(Figure dataset records)
=-=-=
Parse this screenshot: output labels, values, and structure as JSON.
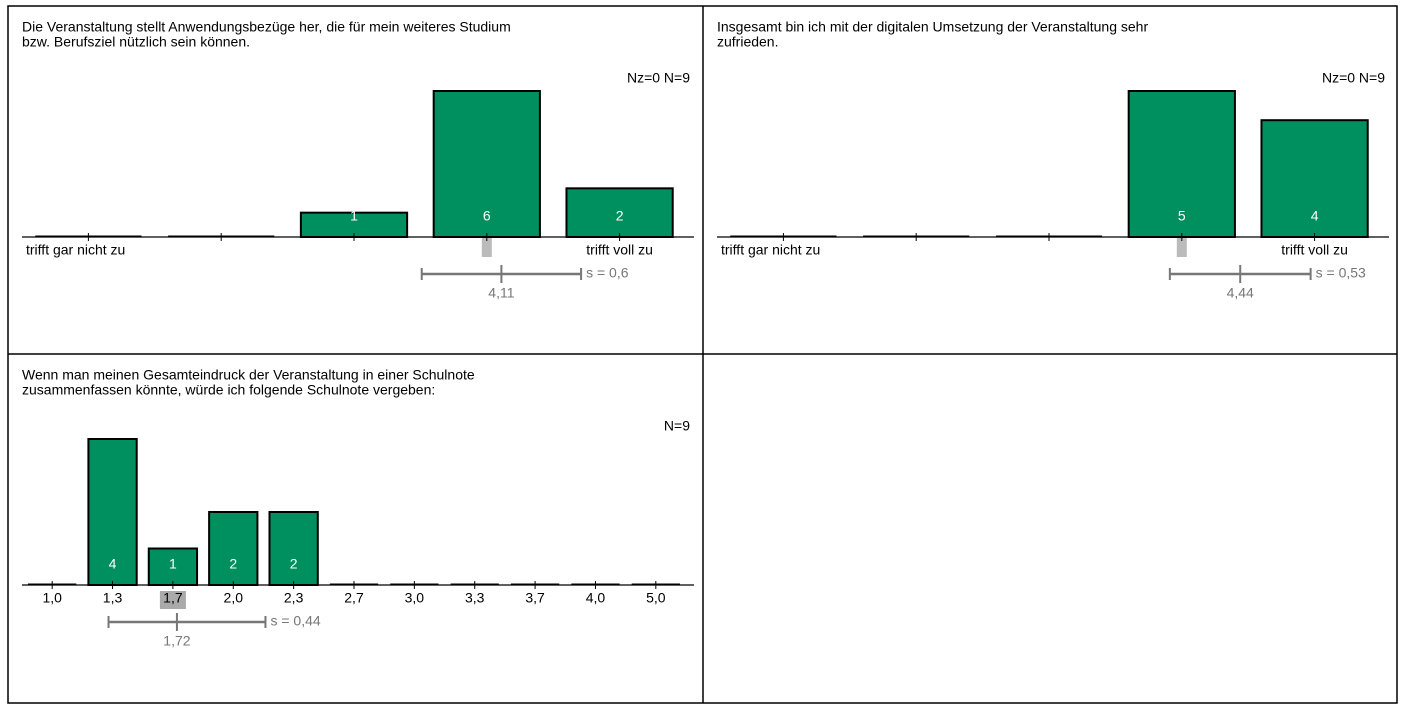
{
  "chart_data": [
    {
      "type": "bar",
      "title": [
        "Die Veranstaltung stellt Anwendungsbezüge her, die für mein weiteres Studium",
        "bzw. Berufsziel nützlich sein können."
      ],
      "counts_label": "Nz=0  N=9",
      "categories": [
        "trifft gar nicht zu",
        null,
        null,
        null,
        "trifft voll zu"
      ],
      "values": [
        0,
        0,
        1,
        6,
        2
      ],
      "color": "#009060",
      "mean": 4.11,
      "mean_label": "4,11",
      "sd": 0.6,
      "sd_label": "s = 0,6",
      "median": 4
    },
    {
      "type": "bar",
      "title": [
        "Insgesamt bin ich mit der digitalen Umsetzung der Veranstaltung sehr",
        "zufrieden."
      ],
      "counts_label": "Nz=0  N=9",
      "categories": [
        "trifft gar nicht zu",
        null,
        null,
        null,
        "trifft voll zu"
      ],
      "values": [
        0,
        0,
        0,
        5,
        4
      ],
      "color": "#009060",
      "mean": 4.44,
      "mean_label": "4,44",
      "sd": 0.53,
      "sd_label": "s = 0,53",
      "median": 4
    },
    {
      "type": "bar",
      "title": [
        "Wenn man meinen Gesamteindruck der Veranstaltung in einer Schulnote",
        "zusammenfassen könnte, würde ich folgende Schulnote vergeben:"
      ],
      "counts_label": "N=9",
      "categories": [
        "1,0",
        "1,3",
        "1,7",
        "2,0",
        "2,3",
        "2,7",
        "3,0",
        "3,3",
        "3,7",
        "4,0",
        "5,0"
      ],
      "values": [
        0,
        4,
        1,
        2,
        2,
        0,
        0,
        0,
        0,
        0,
        0
      ],
      "color": "#009060",
      "mean": 1.72,
      "mean_label": "1,72",
      "sd": 0.44,
      "sd_label": "s = 0,44",
      "median": 1.7
    }
  ]
}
=-=-=
▶ [Exercise task]: Copy the records above exactly, omitting every picture.

▶ [In response]:
Parse this screenshot: output labels, values, and structure as JSON.
{
  "chart_data": [
    {
      "type": "bar",
      "title": [
        "Die Veranstaltung stellt Anwendungsbezüge her, die für mein weiteres Studium",
        "bzw. Berufsziel nützlich sein können."
      ],
      "counts_label": "Nz=0  N=9",
      "categories": [
        "trifft gar nicht zu",
        null,
        null,
        null,
        "trifft voll zu"
      ],
      "values": [
        0,
        0,
        1,
        6,
        2
      ],
      "color": "#009060",
      "mean": 4.11,
      "mean_label": "4,11",
      "sd": 0.6,
      "sd_label": "s = 0,6",
      "median": 4
    },
    {
      "type": "bar",
      "title": [
        "Insgesamt bin ich mit der digitalen Umsetzung der Veranstaltung sehr",
        "zufrieden."
      ],
      "counts_label": "Nz=0  N=9",
      "categories": [
        "trifft gar nicht zu",
        null,
        null,
        null,
        "trifft voll zu"
      ],
      "values": [
        0,
        0,
        0,
        5,
        4
      ],
      "color": "#009060",
      "mean": 4.44,
      "mean_label": "4,44",
      "sd": 0.53,
      "sd_label": "s = 0,53",
      "median": 4
    },
    {
      "type": "bar",
      "title": [
        "Wenn man meinen Gesamteindruck der Veranstaltung in einer Schulnote",
        "zusammenfassen könnte, würde ich folgende Schulnote vergeben:"
      ],
      "counts_label": "N=9",
      "categories": [
        "1,0",
        "1,3",
        "1,7",
        "2,0",
        "2,3",
        "2,7",
        "3,0",
        "3,3",
        "3,7",
        "4,0",
        "5,0"
      ],
      "values": [
        0,
        4,
        1,
        2,
        2,
        0,
        0,
        0,
        0,
        0,
        0
      ],
      "color": "#009060",
      "mean": 1.72,
      "mean_label": "1,72",
      "sd": 0.44,
      "sd_label": "s = 0,44",
      "median": 1.7
    }
  ]
}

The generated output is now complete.